> [Short problem]: Reproduce all the entries below, swapping every "util-component-icon" for "utility-component-icon" and leaving everything else unchanged.

** Start Dataset rows **

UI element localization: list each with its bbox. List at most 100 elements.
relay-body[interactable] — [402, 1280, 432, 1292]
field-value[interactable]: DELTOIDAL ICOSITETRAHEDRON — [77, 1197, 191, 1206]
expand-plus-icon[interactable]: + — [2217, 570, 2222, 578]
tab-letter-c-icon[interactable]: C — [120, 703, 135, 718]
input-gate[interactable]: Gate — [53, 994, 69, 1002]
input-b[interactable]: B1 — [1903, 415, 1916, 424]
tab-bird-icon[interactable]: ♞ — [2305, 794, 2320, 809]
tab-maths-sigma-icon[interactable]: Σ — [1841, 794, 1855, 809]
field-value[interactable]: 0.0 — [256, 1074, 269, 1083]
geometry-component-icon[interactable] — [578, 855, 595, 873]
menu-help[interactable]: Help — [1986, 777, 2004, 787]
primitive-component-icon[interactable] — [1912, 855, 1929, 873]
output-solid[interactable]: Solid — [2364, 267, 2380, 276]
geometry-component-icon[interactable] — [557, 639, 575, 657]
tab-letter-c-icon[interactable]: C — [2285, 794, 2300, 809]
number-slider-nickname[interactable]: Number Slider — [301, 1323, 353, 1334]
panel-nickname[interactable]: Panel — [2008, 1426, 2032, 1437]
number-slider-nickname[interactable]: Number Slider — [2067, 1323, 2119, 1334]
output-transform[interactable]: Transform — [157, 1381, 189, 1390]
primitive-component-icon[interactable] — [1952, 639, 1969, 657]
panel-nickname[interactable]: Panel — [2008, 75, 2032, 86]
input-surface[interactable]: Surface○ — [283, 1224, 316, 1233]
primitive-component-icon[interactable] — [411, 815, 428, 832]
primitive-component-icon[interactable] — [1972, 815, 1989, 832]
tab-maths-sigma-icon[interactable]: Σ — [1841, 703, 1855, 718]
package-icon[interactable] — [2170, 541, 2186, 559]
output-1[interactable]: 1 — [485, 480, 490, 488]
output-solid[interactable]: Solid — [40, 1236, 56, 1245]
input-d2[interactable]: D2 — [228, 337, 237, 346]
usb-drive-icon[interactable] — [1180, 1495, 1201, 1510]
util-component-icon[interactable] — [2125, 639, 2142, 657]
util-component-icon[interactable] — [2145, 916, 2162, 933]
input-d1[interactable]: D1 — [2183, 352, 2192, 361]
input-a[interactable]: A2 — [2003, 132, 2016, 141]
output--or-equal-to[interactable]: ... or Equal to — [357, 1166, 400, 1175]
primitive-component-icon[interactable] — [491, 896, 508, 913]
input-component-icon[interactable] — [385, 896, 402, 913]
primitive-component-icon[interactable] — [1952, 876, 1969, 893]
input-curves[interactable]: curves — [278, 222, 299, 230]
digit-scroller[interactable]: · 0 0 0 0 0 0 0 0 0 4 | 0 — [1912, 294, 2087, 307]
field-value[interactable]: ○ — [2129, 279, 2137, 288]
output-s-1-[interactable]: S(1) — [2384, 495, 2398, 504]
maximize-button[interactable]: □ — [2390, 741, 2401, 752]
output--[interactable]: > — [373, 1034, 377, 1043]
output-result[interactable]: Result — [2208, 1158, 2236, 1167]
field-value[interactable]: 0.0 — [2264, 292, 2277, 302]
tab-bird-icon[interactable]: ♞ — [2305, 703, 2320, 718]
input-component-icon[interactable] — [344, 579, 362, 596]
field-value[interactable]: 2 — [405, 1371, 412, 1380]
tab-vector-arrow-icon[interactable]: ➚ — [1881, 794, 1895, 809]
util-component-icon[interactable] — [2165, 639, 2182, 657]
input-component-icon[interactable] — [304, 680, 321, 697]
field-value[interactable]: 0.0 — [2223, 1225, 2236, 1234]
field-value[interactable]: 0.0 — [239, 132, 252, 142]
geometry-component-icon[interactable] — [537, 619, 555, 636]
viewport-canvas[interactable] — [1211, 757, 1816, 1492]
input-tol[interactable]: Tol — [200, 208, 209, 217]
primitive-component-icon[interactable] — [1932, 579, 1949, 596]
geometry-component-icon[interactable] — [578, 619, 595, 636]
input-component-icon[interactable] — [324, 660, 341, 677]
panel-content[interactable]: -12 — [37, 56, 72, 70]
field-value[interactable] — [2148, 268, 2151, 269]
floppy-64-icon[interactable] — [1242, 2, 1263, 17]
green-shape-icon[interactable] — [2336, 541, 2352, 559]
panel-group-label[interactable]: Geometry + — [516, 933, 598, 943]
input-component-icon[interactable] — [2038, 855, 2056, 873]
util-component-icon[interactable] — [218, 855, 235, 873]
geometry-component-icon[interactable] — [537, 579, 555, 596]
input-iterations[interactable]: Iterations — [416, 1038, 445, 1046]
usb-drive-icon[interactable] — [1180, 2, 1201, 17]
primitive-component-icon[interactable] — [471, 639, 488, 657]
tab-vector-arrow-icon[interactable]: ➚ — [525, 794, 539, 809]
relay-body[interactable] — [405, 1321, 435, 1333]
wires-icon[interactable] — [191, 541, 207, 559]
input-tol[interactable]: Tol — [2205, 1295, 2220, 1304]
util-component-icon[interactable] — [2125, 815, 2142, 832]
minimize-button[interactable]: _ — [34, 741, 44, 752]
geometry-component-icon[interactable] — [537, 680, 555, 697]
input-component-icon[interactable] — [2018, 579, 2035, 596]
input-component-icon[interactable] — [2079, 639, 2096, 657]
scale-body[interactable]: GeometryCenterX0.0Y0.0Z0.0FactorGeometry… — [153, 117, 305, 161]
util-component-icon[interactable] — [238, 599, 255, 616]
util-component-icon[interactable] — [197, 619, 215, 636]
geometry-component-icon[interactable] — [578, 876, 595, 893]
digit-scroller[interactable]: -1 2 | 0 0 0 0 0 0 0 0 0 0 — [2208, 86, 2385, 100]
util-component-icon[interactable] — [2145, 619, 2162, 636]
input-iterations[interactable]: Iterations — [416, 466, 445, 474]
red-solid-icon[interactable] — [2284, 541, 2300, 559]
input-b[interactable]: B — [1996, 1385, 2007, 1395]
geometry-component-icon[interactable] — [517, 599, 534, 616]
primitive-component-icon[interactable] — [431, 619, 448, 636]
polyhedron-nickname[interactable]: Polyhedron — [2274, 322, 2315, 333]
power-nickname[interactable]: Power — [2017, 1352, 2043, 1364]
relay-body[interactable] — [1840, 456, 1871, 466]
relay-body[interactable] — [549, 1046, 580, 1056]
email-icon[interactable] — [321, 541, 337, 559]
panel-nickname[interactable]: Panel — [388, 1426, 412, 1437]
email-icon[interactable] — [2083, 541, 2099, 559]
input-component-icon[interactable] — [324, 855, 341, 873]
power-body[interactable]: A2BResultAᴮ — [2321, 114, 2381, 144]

** End Dataset rows **

> [Full solution]:
UI element localization: list each with its bbox. List at most 100 elements.
relay-body[interactable] — [402, 1280, 432, 1292]
field-value[interactable]: DELTOIDAL ICOSITETRAHEDRON — [77, 1197, 191, 1206]
expand-plus-icon[interactable]: + — [2217, 570, 2222, 578]
tab-letter-c-icon[interactable]: C — [120, 703, 135, 718]
input-gate[interactable]: Gate — [53, 994, 69, 1002]
input-b[interactable]: B1 — [1903, 415, 1916, 424]
tab-bird-icon[interactable]: ♞ — [2305, 794, 2320, 809]
tab-maths-sigma-icon[interactable]: Σ — [1841, 794, 1855, 809]
field-value[interactable]: 0.0 — [256, 1074, 269, 1083]
geometry-component-icon[interactable] — [578, 855, 595, 873]
menu-help[interactable]: Help — [1986, 777, 2004, 787]
primitive-component-icon[interactable] — [1912, 855, 1929, 873]
output-solid[interactable]: Solid — [2364, 267, 2380, 276]
geometry-component-icon[interactable] — [557, 639, 575, 657]
tab-letter-c-icon[interactable]: C — [2285, 794, 2300, 809]
number-slider-nickname[interactable]: Number Slider — [301, 1323, 353, 1334]
panel-nickname[interactable]: Panel — [2008, 1426, 2032, 1437]
number-slider-nickname[interactable]: Number Slider — [2067, 1323, 2119, 1334]
output-transform[interactable]: Transform — [157, 1381, 189, 1390]
primitive-component-icon[interactable] — [1952, 639, 1969, 657]
panel-nickname[interactable]: Panel — [2008, 75, 2032, 86]
input-surface[interactable]: Surface○ — [283, 1224, 316, 1233]
primitive-component-icon[interactable] — [411, 815, 428, 832]
primitive-component-icon[interactable] — [1972, 815, 1989, 832]
tab-maths-sigma-icon[interactable]: Σ — [1841, 703, 1855, 718]
package-icon[interactable] — [2170, 541, 2186, 559]
output-1[interactable]: 1 — [485, 480, 490, 488]
output-solid[interactable]: Solid — [40, 1236, 56, 1245]
input-d2[interactable]: D2 — [228, 337, 237, 346]
usb-drive-icon[interactable] — [1180, 1495, 1201, 1510]
utility-component-icon[interactable] — [2125, 639, 2142, 657]
utility-component-icon[interactable] — [2145, 916, 2162, 933]
input-d1[interactable]: D1 — [2183, 352, 2192, 361]
input-a[interactable]: A2 — [2003, 132, 2016, 141]
output--or-equal-to[interactable]: ... or Equal to — [357, 1166, 400, 1175]
primitive-component-icon[interactable] — [491, 896, 508, 913]
input-component-icon[interactable] — [385, 896, 402, 913]
primitive-component-icon[interactable] — [1952, 876, 1969, 893]
input-curves[interactable]: curves — [278, 222, 299, 230]
digit-scroller[interactable]: · 0 0 0 0 0 0 0 0 0 4 | 0 — [1912, 294, 2087, 307]
field-value[interactable]: ○ — [2129, 279, 2137, 288]
output-s-1-[interactable]: S(1) — [2384, 495, 2398, 504]
maximize-button[interactable]: □ — [2390, 741, 2401, 752]
output--[interactable]: > — [373, 1034, 377, 1043]
output-result[interactable]: Result — [2208, 1158, 2236, 1167]
field-value[interactable]: 0.0 — [2264, 292, 2277, 302]
tab-bird-icon[interactable]: ♞ — [2305, 703, 2320, 718]
input-component-icon[interactable] — [344, 579, 362, 596]
field-value[interactable]: 2 — [405, 1371, 412, 1380]
tab-vector-arrow-icon[interactable]: ➚ — [1881, 794, 1895, 809]
utility-component-icon[interactable] — [2165, 639, 2182, 657]
input-component-icon[interactable] — [304, 680, 321, 697]
field-value[interactable]: 0.0 — [2223, 1225, 2236, 1234]
field-value[interactable]: 0.0 — [239, 132, 252, 142]
geometry-component-icon[interactable] — [537, 619, 555, 636]
viewport-canvas[interactable] — [1211, 757, 1816, 1492]
input-tol[interactable]: Tol — [200, 208, 209, 217]
primitive-component-icon[interactable] — [1932, 579, 1949, 596]
geometry-component-icon[interactable] — [578, 619, 595, 636]
input-component-icon[interactable] — [324, 660, 341, 677]
panel-content[interactable]: -12 — [37, 56, 72, 70]
field-value[interactable] — [2148, 268, 2151, 269]
floppy-64-icon[interactable] — [1242, 2, 1263, 17]
green-shape-icon[interactable] — [2336, 541, 2352, 559]
panel-group-label[interactable]: Geometry + — [516, 933, 598, 943]
input-component-icon[interactable] — [2038, 855, 2056, 873]
utility-component-icon[interactable] — [218, 855, 235, 873]
geometry-component-icon[interactable] — [537, 579, 555, 596]
input-iterations[interactable]: Iterations — [416, 1038, 445, 1046]
usb-drive-icon[interactable] — [1180, 2, 1201, 17]
primitive-component-icon[interactable] — [471, 639, 488, 657]
tab-vector-arrow-icon[interactable]: ➚ — [525, 794, 539, 809]
relay-body[interactable] — [405, 1321, 435, 1333]
wires-icon[interactable] — [191, 541, 207, 559]
input-tol[interactable]: Tol — [2205, 1295, 2220, 1304]
utility-component-icon[interactable] — [2125, 815, 2142, 832]
minimize-button[interactable]: _ — [34, 741, 44, 752]
geometry-component-icon[interactable] — [537, 680, 555, 697]
input-component-icon[interactable] — [2018, 579, 2035, 596]
input-component-icon[interactable] — [2079, 639, 2096, 657]
scale-body[interactable]: GeometryCenterX0.0Y0.0Z0.0FactorGeometry… — [153, 117, 305, 161]
utility-component-icon[interactable] — [238, 599, 255, 616]
utility-component-icon[interactable] — [197, 619, 215, 636]
geometry-component-icon[interactable] — [578, 876, 595, 893]
digit-scroller[interactable]: -1 2 | 0 0 0 0 0 0 0 0 0 0 — [2208, 86, 2385, 100]
utility-component-icon[interactable] — [2145, 619, 2162, 636]
input-iterations[interactable]: Iterations — [416, 466, 445, 474]
red-solid-icon[interactable] — [2284, 541, 2300, 559]
input-b[interactable]: B — [1996, 1385, 2007, 1395]
geometry-component-icon[interactable] — [517, 599, 534, 616]
primitive-component-icon[interactable] — [431, 619, 448, 636]
polyhedron-nickname[interactable]: Polyhedron — [2274, 322, 2315, 333]
power-nickname[interactable]: Power — [2017, 1352, 2043, 1364]
relay-body[interactable] — [1840, 456, 1871, 466]
relay-body[interactable] — [549, 1046, 580, 1056]
email-icon[interactable] — [321, 541, 337, 559]
panel-nickname[interactable]: Panel — [388, 1426, 412, 1437]
email-icon[interactable] — [2083, 541, 2099, 559]
input-component-icon[interactable] — [324, 855, 341, 873]
power-body[interactable]: A2BResultAᴮ — [2321, 114, 2381, 144]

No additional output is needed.